═══ RECORD SET ═══

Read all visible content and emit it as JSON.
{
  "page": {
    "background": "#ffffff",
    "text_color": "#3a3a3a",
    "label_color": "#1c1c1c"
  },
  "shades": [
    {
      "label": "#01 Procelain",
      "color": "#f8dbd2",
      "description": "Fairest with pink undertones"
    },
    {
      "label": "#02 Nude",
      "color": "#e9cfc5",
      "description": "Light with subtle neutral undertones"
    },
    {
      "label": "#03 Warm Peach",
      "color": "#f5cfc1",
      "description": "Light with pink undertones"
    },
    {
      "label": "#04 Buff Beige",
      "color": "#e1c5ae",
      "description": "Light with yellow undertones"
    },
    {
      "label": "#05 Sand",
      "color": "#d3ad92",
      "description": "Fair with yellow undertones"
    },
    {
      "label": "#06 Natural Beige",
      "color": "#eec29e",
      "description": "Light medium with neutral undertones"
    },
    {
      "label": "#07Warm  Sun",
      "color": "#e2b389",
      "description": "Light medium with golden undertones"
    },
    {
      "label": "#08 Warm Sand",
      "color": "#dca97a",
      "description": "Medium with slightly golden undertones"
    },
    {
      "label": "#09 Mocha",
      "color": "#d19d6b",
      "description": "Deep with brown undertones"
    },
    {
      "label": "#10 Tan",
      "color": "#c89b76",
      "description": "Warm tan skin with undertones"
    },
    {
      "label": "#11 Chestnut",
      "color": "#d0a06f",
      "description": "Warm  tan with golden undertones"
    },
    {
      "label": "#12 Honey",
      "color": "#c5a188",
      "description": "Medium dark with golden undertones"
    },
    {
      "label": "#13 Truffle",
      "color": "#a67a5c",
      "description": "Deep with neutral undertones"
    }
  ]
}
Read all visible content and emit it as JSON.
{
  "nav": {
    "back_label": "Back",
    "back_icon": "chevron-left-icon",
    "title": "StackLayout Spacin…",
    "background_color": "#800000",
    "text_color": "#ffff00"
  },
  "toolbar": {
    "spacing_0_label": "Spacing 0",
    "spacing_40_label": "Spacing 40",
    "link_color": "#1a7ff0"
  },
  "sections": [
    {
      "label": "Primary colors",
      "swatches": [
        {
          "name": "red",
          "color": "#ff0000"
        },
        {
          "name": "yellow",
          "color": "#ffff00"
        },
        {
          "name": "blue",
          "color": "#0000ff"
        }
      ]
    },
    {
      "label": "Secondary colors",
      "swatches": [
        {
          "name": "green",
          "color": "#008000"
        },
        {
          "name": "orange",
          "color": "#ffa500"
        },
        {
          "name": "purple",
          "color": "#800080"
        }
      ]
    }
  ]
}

═══

### [GIVEN EXERCISE]
Your task is to reproduce the whole listing exactly.

### [THE REPLY]
Read all visible content and emit it as JSON.
{
  "page": {
    "background": "#ffffff",
    "text_color": "#3a3a3a",
    "label_color": "#1c1c1c"
  },
  "shades": [
    {
      "label": "#01 Procelain",
      "color": "#f8dbd2",
      "description": "Fairest with pink undertones"
    },
    {
      "label": "#02 Nude",
      "color": "#e9cfc5",
      "description": "Light with subtle neutral undertones"
    },
    {
      "label": "#03 Warm Peach",
      "color": "#f5cfc1",
      "description": "Light with pink undertones"
    },
    {
      "label": "#04 Buff Beige",
      "color": "#e1c5ae",
      "description": "Light with yellow undertones"
    },
    {
      "label": "#05 Sand",
      "color": "#d3ad92",
      "description": "Fair with yellow undertones"
    },
    {
      "label": "#06 Natural Beige",
      "color": "#eec29e",
      "description": "Light medium with neutral undertones"
    },
    {
      "label": "#07Warm  Sun",
      "color": "#e2b389",
      "description": "Light medium with golden undertones"
    },
    {
      "label": "#08 Warm Sand",
      "color": "#dca97a",
      "description": "Medium with slightly golden undertones"
    },
    {
      "label": "#09 Mocha",
      "color": "#d19d6b",
      "description": "Deep with brown undertones"
    },
    {
      "label": "#10 Tan",
      "color": "#c89b76",
      "description": "Warm tan skin with undertones"
    },
    {
      "label": "#11 Chestnut",
      "color": "#d0a06f",
      "description": "Warm  tan with golden undertones"
    },
    {
      "label": "#12 Honey",
      "color": "#c5a188",
      "description": "Medium dark with golden undertones"
    },
    {
      "label": "#13 Truffle",
      "color": "#a67a5c",
      "description": "Deep with neutral undertones"
    }
  ]
}
Read all visible content and emit it as JSON.
{
  "nav": {
    "back_label": "Back",
    "back_icon": "chevron-left-icon",
    "title": "StackLayout Spacin…",
    "background_color": "#800000",
    "text_color": "#ffff00"
  },
  "toolbar": {
    "spacing_0_label": "Spacing 0",
    "spacing_40_label": "Spacing 40",
    "link_color": "#1a7ff0"
  },
  "sections": [
    {
      "label": "Primary colors",
      "swatches": [
        {
          "name": "red",
          "color": "#ff0000"
        },
        {
          "name": "yellow",
          "color": "#ffff00"
        },
        {
          "name": "blue",
          "color": "#0000ff"
        }
      ]
    },
    {
      "label": "Secondary colors",
      "swatches": [
        {
          "name": "green",
          "color": "#008000"
        },
        {
          "name": "orange",
          "color": "#ffa500"
        },
        {
          "name": "purple",
          "color": "#800080"
        }
      ]
    }
  ]
}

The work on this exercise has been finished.